--- begin Dataset ---

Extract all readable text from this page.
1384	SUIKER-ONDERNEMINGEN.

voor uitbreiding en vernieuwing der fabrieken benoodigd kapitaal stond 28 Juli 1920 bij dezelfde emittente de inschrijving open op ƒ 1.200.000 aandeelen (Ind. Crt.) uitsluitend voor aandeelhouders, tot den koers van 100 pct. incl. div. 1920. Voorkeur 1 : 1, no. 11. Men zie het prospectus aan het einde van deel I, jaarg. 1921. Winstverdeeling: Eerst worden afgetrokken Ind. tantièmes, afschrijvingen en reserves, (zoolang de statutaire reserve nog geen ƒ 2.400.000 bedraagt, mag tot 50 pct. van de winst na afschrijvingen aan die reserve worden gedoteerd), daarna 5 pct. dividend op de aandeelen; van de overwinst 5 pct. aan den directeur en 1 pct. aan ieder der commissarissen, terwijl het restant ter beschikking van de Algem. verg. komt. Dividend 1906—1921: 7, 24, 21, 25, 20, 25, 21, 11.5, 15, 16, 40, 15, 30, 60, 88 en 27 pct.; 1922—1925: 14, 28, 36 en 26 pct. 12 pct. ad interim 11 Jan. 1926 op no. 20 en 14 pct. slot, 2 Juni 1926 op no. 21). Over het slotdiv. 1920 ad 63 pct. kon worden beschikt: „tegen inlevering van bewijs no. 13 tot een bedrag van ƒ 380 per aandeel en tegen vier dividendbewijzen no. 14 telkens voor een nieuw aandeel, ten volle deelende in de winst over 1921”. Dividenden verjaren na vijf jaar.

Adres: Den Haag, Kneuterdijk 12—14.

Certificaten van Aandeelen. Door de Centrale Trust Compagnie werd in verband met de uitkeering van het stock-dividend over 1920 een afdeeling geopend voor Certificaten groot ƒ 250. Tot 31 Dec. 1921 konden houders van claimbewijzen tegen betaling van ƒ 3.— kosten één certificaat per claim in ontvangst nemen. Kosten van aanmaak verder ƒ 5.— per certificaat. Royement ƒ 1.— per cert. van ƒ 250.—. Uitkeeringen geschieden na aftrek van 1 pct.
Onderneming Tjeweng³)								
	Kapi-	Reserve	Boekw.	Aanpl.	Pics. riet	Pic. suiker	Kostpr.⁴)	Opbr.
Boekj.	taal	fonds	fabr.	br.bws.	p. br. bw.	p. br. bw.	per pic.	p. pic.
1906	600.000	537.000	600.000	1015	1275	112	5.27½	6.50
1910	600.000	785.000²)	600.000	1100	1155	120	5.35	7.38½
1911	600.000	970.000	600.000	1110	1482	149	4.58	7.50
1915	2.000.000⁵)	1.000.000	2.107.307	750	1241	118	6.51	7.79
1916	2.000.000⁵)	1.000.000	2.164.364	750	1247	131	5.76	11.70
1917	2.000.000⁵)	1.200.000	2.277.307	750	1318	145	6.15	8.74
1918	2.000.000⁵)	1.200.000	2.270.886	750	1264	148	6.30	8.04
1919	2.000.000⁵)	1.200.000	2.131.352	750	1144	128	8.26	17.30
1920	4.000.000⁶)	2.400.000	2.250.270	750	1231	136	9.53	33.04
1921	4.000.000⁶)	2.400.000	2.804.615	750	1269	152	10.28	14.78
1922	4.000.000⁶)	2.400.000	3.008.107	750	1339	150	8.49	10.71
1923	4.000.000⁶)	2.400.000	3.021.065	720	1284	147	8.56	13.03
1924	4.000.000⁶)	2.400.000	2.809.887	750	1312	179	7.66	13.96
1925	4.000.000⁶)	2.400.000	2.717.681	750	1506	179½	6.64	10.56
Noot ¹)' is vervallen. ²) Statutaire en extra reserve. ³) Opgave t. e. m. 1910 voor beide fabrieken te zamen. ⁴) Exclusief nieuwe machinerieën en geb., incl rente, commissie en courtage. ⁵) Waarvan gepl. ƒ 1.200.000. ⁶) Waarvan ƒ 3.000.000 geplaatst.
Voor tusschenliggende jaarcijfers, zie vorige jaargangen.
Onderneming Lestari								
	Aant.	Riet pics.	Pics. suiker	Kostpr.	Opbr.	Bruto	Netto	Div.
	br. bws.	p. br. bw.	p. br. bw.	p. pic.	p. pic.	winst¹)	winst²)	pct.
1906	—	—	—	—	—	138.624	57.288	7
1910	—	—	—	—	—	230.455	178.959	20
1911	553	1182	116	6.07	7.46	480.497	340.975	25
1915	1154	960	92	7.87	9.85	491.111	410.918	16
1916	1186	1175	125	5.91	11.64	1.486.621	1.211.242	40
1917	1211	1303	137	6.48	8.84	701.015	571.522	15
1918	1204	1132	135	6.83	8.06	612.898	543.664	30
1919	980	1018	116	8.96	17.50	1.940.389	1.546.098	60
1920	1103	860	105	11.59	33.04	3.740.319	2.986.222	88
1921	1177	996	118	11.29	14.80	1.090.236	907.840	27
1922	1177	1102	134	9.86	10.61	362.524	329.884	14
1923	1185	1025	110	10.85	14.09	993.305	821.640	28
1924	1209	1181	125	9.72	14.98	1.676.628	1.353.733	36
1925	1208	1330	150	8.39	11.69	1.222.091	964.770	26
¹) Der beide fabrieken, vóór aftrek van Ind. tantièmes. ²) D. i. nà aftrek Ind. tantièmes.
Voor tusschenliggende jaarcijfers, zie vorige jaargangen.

--- end Dataset ---

Collect the lines of the records that include the string "Pics".

◆ **Expected answer**:
	Kapi-	Reserve	Boekw.	Aanpl.	Pics. riet	Pic. suiker	Kostpr.⁴)	Opbr.
	Aant.	Riet pics.	Pics. suiker	Kostpr.	Opbr.	Bruto	Netto	Div.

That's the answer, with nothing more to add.